Dataset listings of figures
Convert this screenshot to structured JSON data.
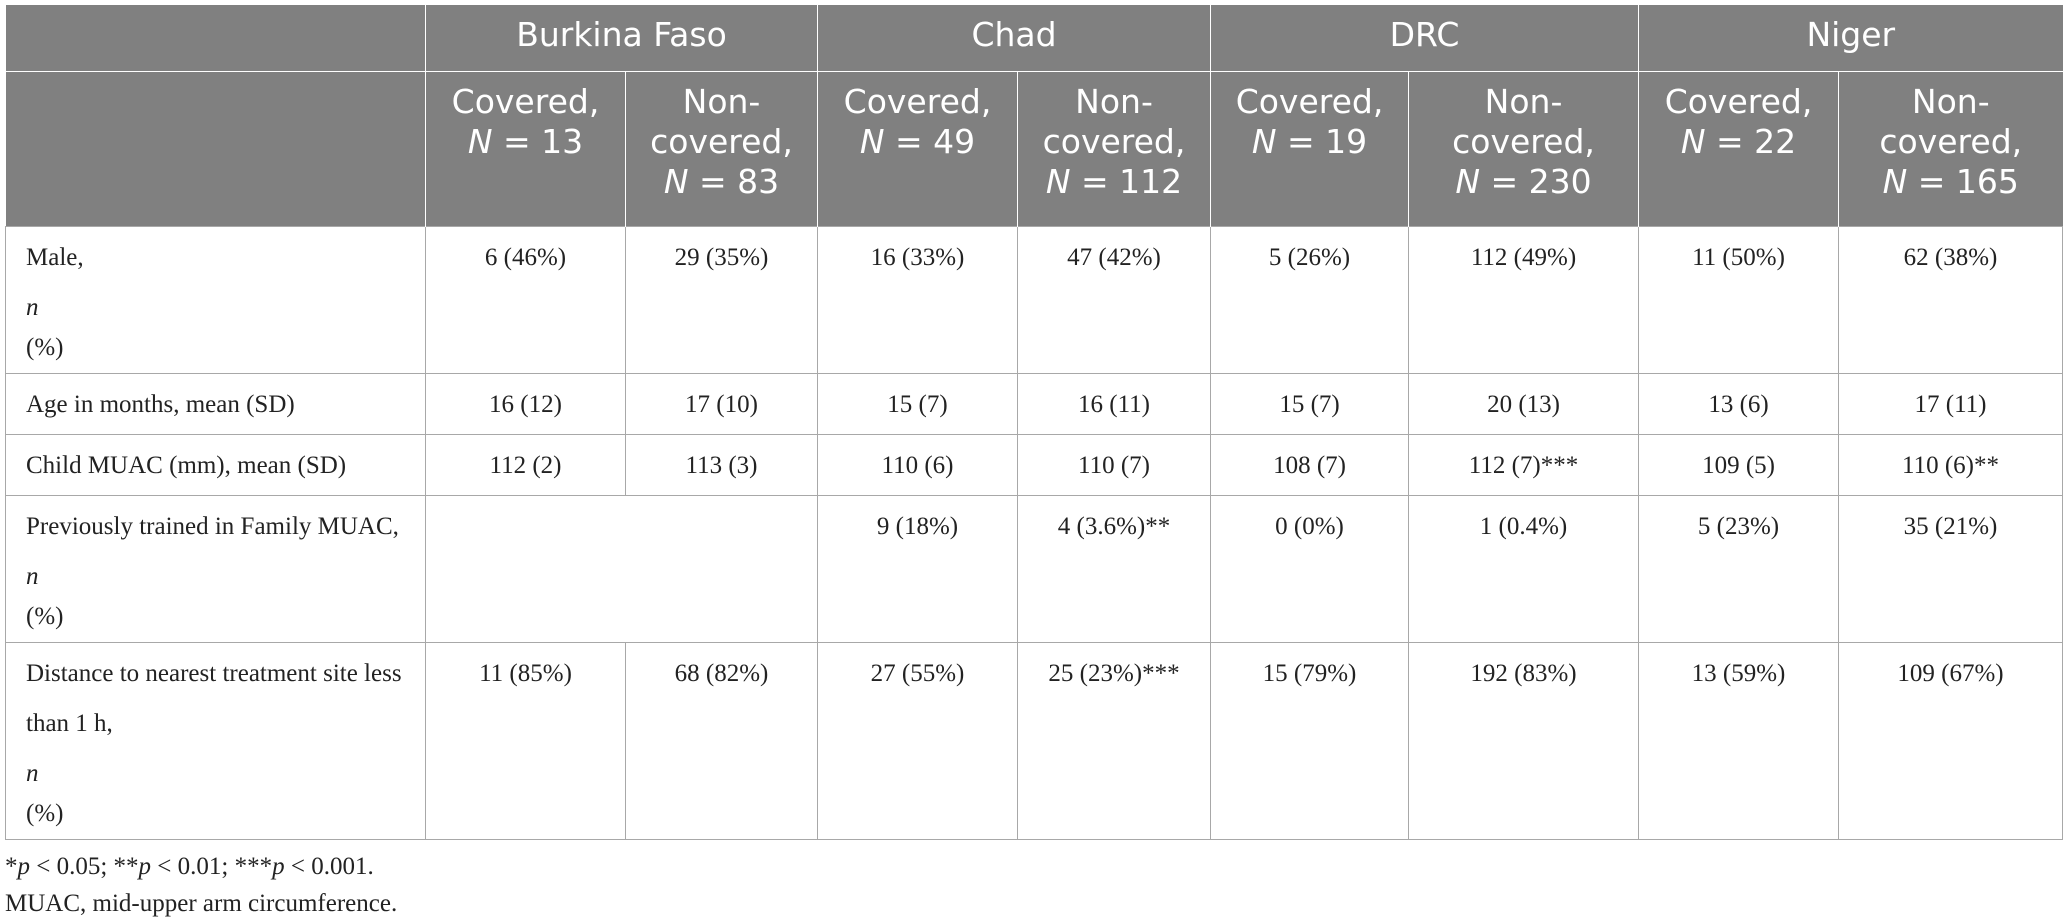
{
  "countries": [
    "Burkina Faso",
    "Chad",
    "DRC",
    "Niger"
  ],
  "columns": [
    {
      "label": "Covered,",
      "n_label": "N",
      "n": "= 13"
    },
    {
      "label": "Non-covered,",
      "n_label": "N",
      "n": "= 83"
    },
    {
      "label": "Covered,",
      "n_label": "N",
      "n": "= 49"
    },
    {
      "label": "Non-covered,",
      "n_label": "N",
      "n": "= 112"
    },
    {
      "label": "Covered,",
      "n_label": "N",
      "n": "= 19"
    },
    {
      "label": "Non-covered,",
      "n_label": "N",
      "n": "= 230"
    },
    {
      "label": "Covered,",
      "n_label": "N",
      "n": "= 22"
    },
    {
      "label": "Non-covered,",
      "n_label": "N",
      "n": "= 165"
    }
  ],
  "rows": [
    {
      "label_a": "Male, ",
      "label_n": "n",
      "label_b": " (%)",
      "cells": [
        "6 (46%)",
        "29 (35%)",
        "16 (33%)",
        "47 (42%)",
        "5 (26%)",
        "112 (49%)",
        "11 (50%)",
        "62 (38%)"
      ]
    },
    {
      "label_a": "Age in months, mean (SD)",
      "label_n": "",
      "label_b": "",
      "cells": [
        "16 (12)",
        "17 (10)",
        "15 (7)",
        "16 (11)",
        "15 (7)",
        "20 (13)",
        "13 (6)",
        "17 (11)"
      ]
    },
    {
      "label_a": "Child MUAC (mm), mean (SD)",
      "label_n": "",
      "label_b": "",
      "cells": [
        "112 (2)",
        "113 (3)",
        "110 (6)",
        "110 (7)",
        "108 (7)",
        "112 (7)***",
        "109 (5)",
        "110 (6)**"
      ]
    },
    {
      "label_a": "Previously trained in Family MUAC, ",
      "label_n": "n",
      "label_b": " (%)",
      "cells": [
        "",
        "",
        "9 (18%)",
        "4 (3.6%)**",
        "0 (0%)",
        "1 (0.4%)",
        "5 (23%)",
        "35 (21%)"
      ]
    },
    {
      "label_a": "Distance to nearest treatment site less than 1 h, ",
      "label_n": "n",
      "label_b": " (%)",
      "cells": [
        "11 (85%)",
        "68 (82%)",
        "27 (55%)",
        "25 (23%)***",
        "15 (79%)",
        "192 (83%)",
        "13 (59%)",
        "109 (67%)"
      ]
    }
  ],
  "footnotes": {
    "sig": [
      {
        "pre": "*",
        "p": "p",
        "post": " < 0.05; **"
      },
      {
        "pre": "",
        "p": "p",
        "post": " < 0.01; ***"
      },
      {
        "pre": "",
        "p": "p",
        "post": " < 0.001."
      }
    ],
    "abbrev": "MUAC, mid-upper arm circumference."
  },
  "colors": {
    "header_bg": "#808080",
    "header_text": "#ffffff",
    "grid": "#a8a8a8"
  }
}
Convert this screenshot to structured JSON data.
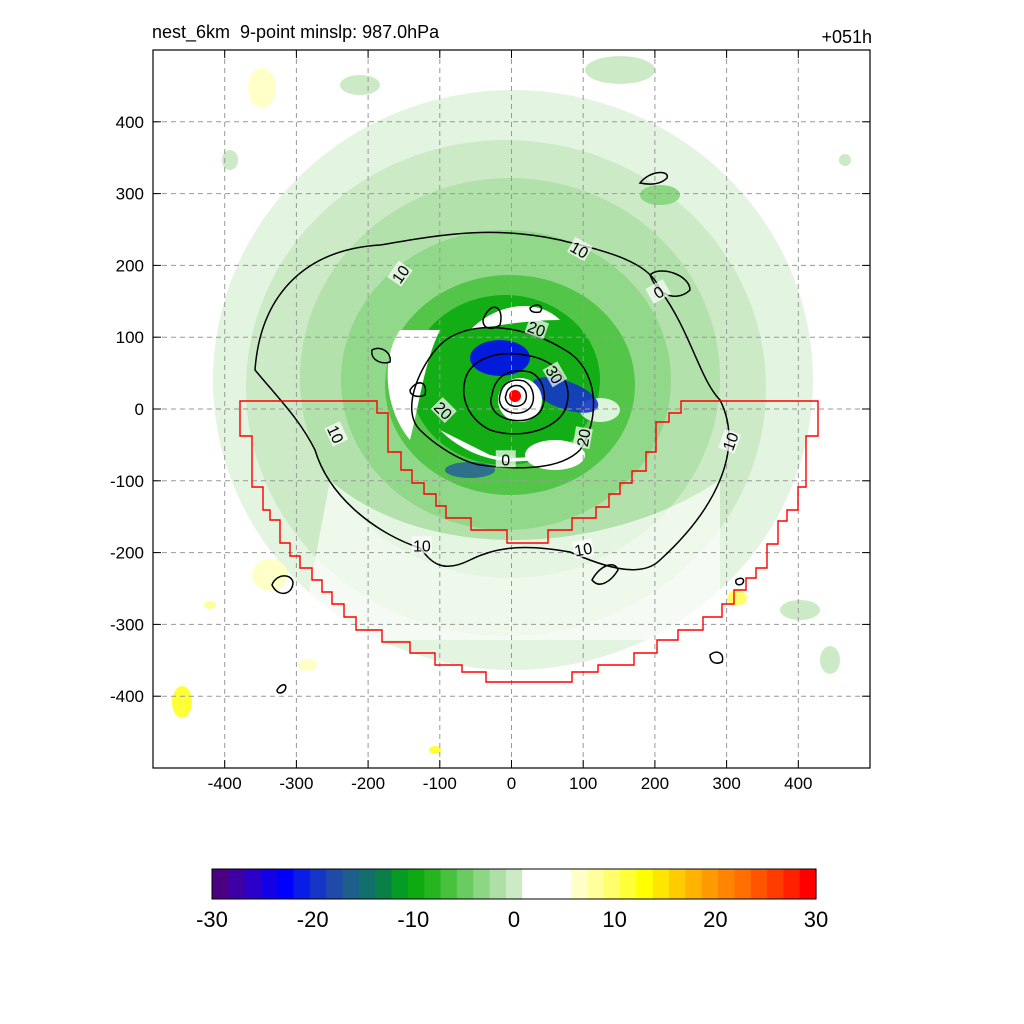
{
  "chart_data": {
    "type": "contour_map",
    "title_left": "nest_6km  9-point minslp: 987.0hPa",
    "title_right": "+051h",
    "xlim": [
      -500,
      500
    ],
    "ylim": [
      -500,
      500
    ],
    "x_ticks": [
      -400,
      -300,
      -200,
      -100,
      0,
      100,
      200,
      300,
      400
    ],
    "y_ticks": [
      400,
      300,
      200,
      100,
      0,
      -100,
      -200,
      -300,
      -400
    ],
    "grid": true,
    "center": [
      5,
      18
    ],
    "colorbar": {
      "min": -30,
      "max": 30,
      "ticks": [
        -30,
        -20,
        -10,
        0,
        10,
        20,
        30
      ],
      "colors": [
        "#4b0082",
        "#3e00a5",
        "#2b00c8",
        "#1400e8",
        "#0000ff",
        "#0a1de6",
        "#1535c8",
        "#1f4aa8",
        "#1d5e8a",
        "#11706c",
        "#0a8048",
        "#049c25",
        "#0caa10",
        "#25b51e",
        "#48c23c",
        "#6acc60",
        "#8cd684",
        "#addfa6",
        "#cdeac6",
        "#ffffff",
        "#ffffff",
        "#ffffff",
        "#ffffc8",
        "#ffff9b",
        "#ffff6e",
        "#ffff37",
        "#ffff00",
        "#ffe600",
        "#ffcc00",
        "#ffb200",
        "#ff9b00",
        "#ff8400",
        "#ff6e00",
        "#ff5500",
        "#ff3c00",
        "#ff2000",
        "#ff0000"
      ]
    },
    "contour_labels": [
      {
        "text": "10",
        "x": -155,
        "y": 188,
        "angle": -55
      },
      {
        "text": "10",
        "x": 95,
        "y": 222,
        "angle": 30
      },
      {
        "text": "10",
        "x": -245,
        "y": -35,
        "angle": 65
      },
      {
        "text": "10",
        "x": 305,
        "y": -45,
        "angle": -70
      },
      {
        "text": "10",
        "x": -125,
        "y": -190,
        "angle": 0
      },
      {
        "text": "10",
        "x": 100,
        "y": -195,
        "angle": -10
      },
      {
        "text": "0",
        "x": 205,
        "y": 163,
        "angle": -30
      },
      {
        "text": "20",
        "x": 35,
        "y": 112,
        "angle": 20
      },
      {
        "text": "20",
        "x": -95,
        "y": -2,
        "angle": 45
      },
      {
        "text": "20",
        "x": 100,
        "y": -40,
        "angle": -80
      },
      {
        "text": "30",
        "x": 60,
        "y": 48,
        "angle": 60
      },
      {
        "text": "0",
        "x": -8,
        "y": -70,
        "angle": 0
      }
    ]
  }
}
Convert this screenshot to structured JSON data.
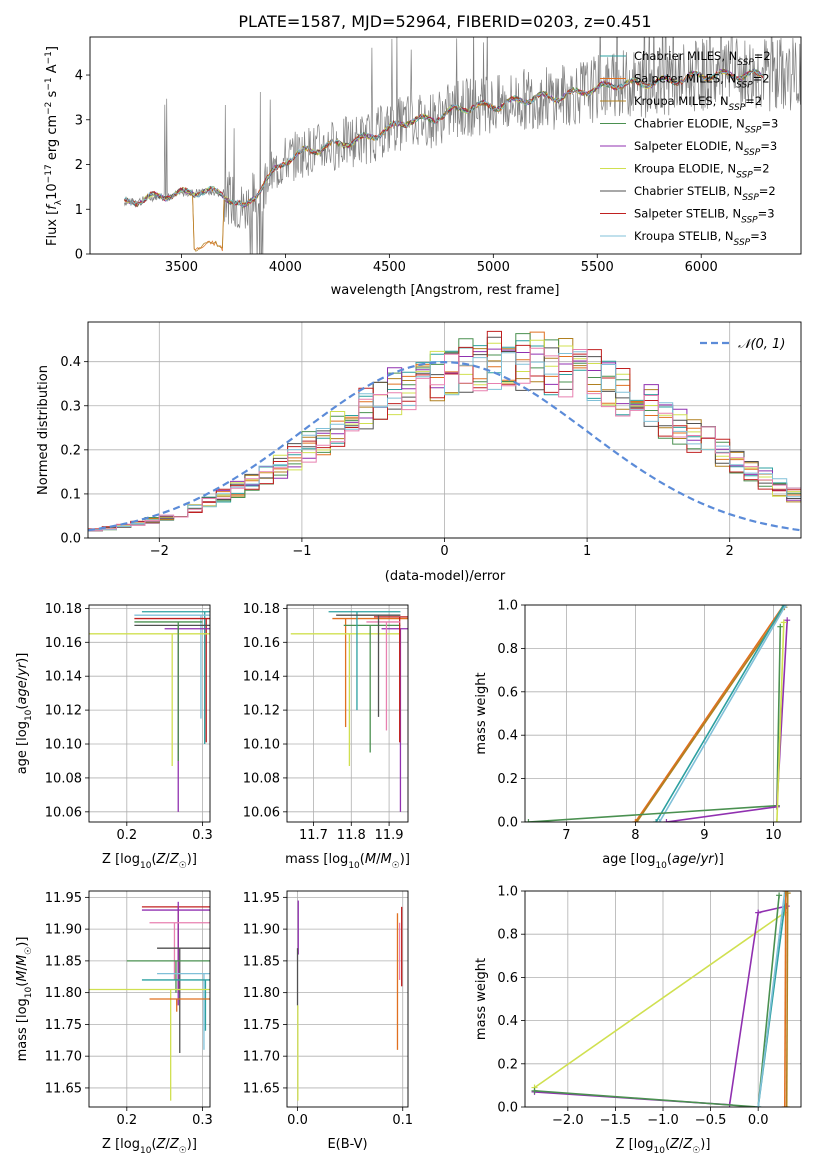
{
  "colors": {
    "chabrier_miles": "#2ca0a0",
    "salpeter_miles": "#e07020",
    "kroupa_miles": "#b08020",
    "chabrier_elodie": "#4a9050",
    "salpeter_elodie": "#9030b0",
    "kroupa_elodie": "#d0e050",
    "chabrier_stelib": "#505050",
    "salpeter_stelib": "#c02020",
    "kroupa_stelib": "#80c0d8",
    "data": "#808080",
    "normal": "#5b8bd8",
    "pink": "#e880b0"
  },
  "chart_data": [
    {
      "type": "line",
      "title": "PLATE=1587, MJD=52964, FIBERID=0203, z=0.451",
      "xlabel": "wavelength [Angstrom, rest frame]",
      "ylabel": "Flux [f_λ 10^-17 erg cm^-2 s^-1 A^-1]",
      "xlim": [
        3060,
        6480
      ],
      "ylim": [
        0,
        4.85
      ],
      "xticks": [
        "3500",
        "4000",
        "4500",
        "5000",
        "5500",
        "6000"
      ],
      "yticks": [
        "0",
        "1",
        "2",
        "3",
        "4"
      ],
      "grid": false,
      "legend_placement": "right",
      "series": [
        {
          "name": "Chabrier MILES, N_SSP=2"
        },
        {
          "name": "Salpeter MILES, N_SSP=2"
        },
        {
          "name": "Kroupa MILES, N_SSP=2"
        },
        {
          "name": "Chabrier ELODIE, N_SSP=3"
        },
        {
          "name": "Salpeter ELODIE, N_SSP=3"
        },
        {
          "name": "Kroupa ELODIE, N_SSP=2"
        },
        {
          "name": "Chabrier STELIB, N_SSP=2"
        },
        {
          "name": "Salpeter STELIB, N_SSP=3"
        },
        {
          "name": "Kroupa STELIB, N_SSP=3"
        }
      ],
      "model_continuum": {
        "x": [
          3225,
          3300,
          3400,
          3500,
          3600,
          3700,
          3800,
          3900,
          4000,
          4100,
          4200,
          4300,
          4400,
          4500,
          4600,
          4700,
          4800,
          4900,
          5000,
          5100,
          5200,
          5300,
          5400,
          5500,
          5600,
          5700,
          5800,
          5900,
          6000,
          6100,
          6250
        ],
        "y": [
          1.15,
          1.2,
          1.3,
          1.35,
          1.4,
          1.35,
          1.0,
          1.6,
          2.1,
          2.3,
          2.4,
          2.5,
          2.6,
          2.8,
          3.0,
          3.0,
          3.2,
          3.3,
          3.3,
          3.4,
          3.5,
          3.5,
          3.6,
          3.7,
          3.8,
          3.8,
          3.85,
          3.9,
          4.0,
          4.0,
          4.0
        ]
      }
    },
    {
      "type": "histogram",
      "xlabel": "(data-model)/error",
      "ylabel": "Normed distribution",
      "xlim": [
        -2.5,
        2.5
      ],
      "ylim": [
        0,
        0.49
      ],
      "xticks": [
        "−2",
        "−1",
        "0",
        "1",
        "2"
      ],
      "yticks": [
        "0.0",
        "0.1",
        "0.2",
        "0.3",
        "0.4"
      ],
      "grid": true,
      "legend_placement": "top-right",
      "legend": "𝒩(0, 1)",
      "bin_width": 0.1,
      "bin_start": -2.5,
      "envelope": [
        0.018,
        0.022,
        0.027,
        0.033,
        0.04,
        0.048,
        0.057,
        0.068,
        0.08,
        0.094,
        0.11,
        0.127,
        0.146,
        0.165,
        0.185,
        0.205,
        0.225,
        0.25,
        0.27,
        0.29,
        0.31,
        0.33,
        0.345,
        0.36,
        0.375,
        0.385,
        0.395,
        0.4,
        0.403,
        0.405,
        0.403,
        0.4,
        0.395,
        0.387,
        0.378,
        0.365,
        0.35,
        0.335,
        0.315,
        0.295,
        0.275,
        0.255,
        0.235,
        0.215,
        0.195,
        0.175,
        0.155,
        0.135,
        0.115,
        0.098
      ]
    },
    {
      "type": "error-bars",
      "xlabel": "Z [log10(Z/Z☉)]",
      "ylabel": "age [log10(age/yr)]",
      "xlim": [
        0.15,
        0.31
      ],
      "ylim": [
        10.054,
        10.182
      ],
      "xticks": [
        "0.2",
        "0.3"
      ],
      "yticks": [
        "10.06",
        "10.08",
        "10.10",
        "10.12",
        "10.14",
        "10.16",
        "10.18"
      ],
      "grid": true
    },
    {
      "type": "error-bars",
      "xlabel": "mass [log10(M/M☉)]",
      "xlim": [
        11.63,
        11.95
      ],
      "ylim": [
        10.054,
        10.182
      ],
      "xticks": [
        "11.7",
        "11.8",
        "11.9"
      ],
      "yticks": [
        "10.06",
        "10.08",
        "10.10",
        "10.12",
        "10.14",
        "10.16",
        "10.18"
      ],
      "grid": true
    },
    {
      "type": "line",
      "xlabel": "age [log10(age/yr)]",
      "ylabel": "mass weight",
      "xlim": [
        6.4,
        10.4
      ],
      "ylim": [
        0,
        1
      ],
      "xticks": [
        "7",
        "8",
        "9",
        "10"
      ],
      "yticks": [
        "0.0",
        "0.2",
        "0.4",
        "0.6",
        "0.8",
        "1.0"
      ],
      "grid": true
    },
    {
      "type": "error-bars",
      "xlabel": "Z [log10(Z/Z☉)]",
      "ylabel": "mass [log10(M/M☉)]",
      "xlim": [
        0.15,
        0.31
      ],
      "ylim": [
        11.62,
        11.96
      ],
      "xticks": [
        "0.2",
        "0.3"
      ],
      "yticks": [
        "11.65",
        "11.70",
        "11.75",
        "11.80",
        "11.85",
        "11.90",
        "11.95"
      ],
      "grid": true
    },
    {
      "type": "error-bars",
      "xlabel": "E(B-V)",
      "xlim": [
        -0.01,
        0.105
      ],
      "ylim": [
        11.62,
        11.96
      ],
      "xticks": [
        "0.0",
        "0.1"
      ],
      "yticks": [
        "11.65",
        "11.70",
        "11.75",
        "11.80",
        "11.85",
        "11.90",
        "11.95"
      ],
      "grid": true
    },
    {
      "type": "line",
      "xlabel": "Z [log10(Z/Z☉)]",
      "ylabel": "mass weight",
      "xlim": [
        -2.45,
        0.45
      ],
      "ylim": [
        0,
        1
      ],
      "xticks": [
        "−2.0",
        "−1.5",
        "−1.0",
        "−0.5",
        "0.0"
      ],
      "yticks": [
        "0.0",
        "0.2",
        "0.4",
        "0.6",
        "0.8",
        "1.0"
      ],
      "grid": true
    }
  ]
}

PROMPT. Show all lines above holding "MUAC".

SOLUTION TO THE EXERCISE.
      "label_a": "Child MUAC (mm), mean (SD)",
      "label_a": "Previously trained in Family MUAC, ",
    "abbrev": "MUAC, mid-upper arm circumference."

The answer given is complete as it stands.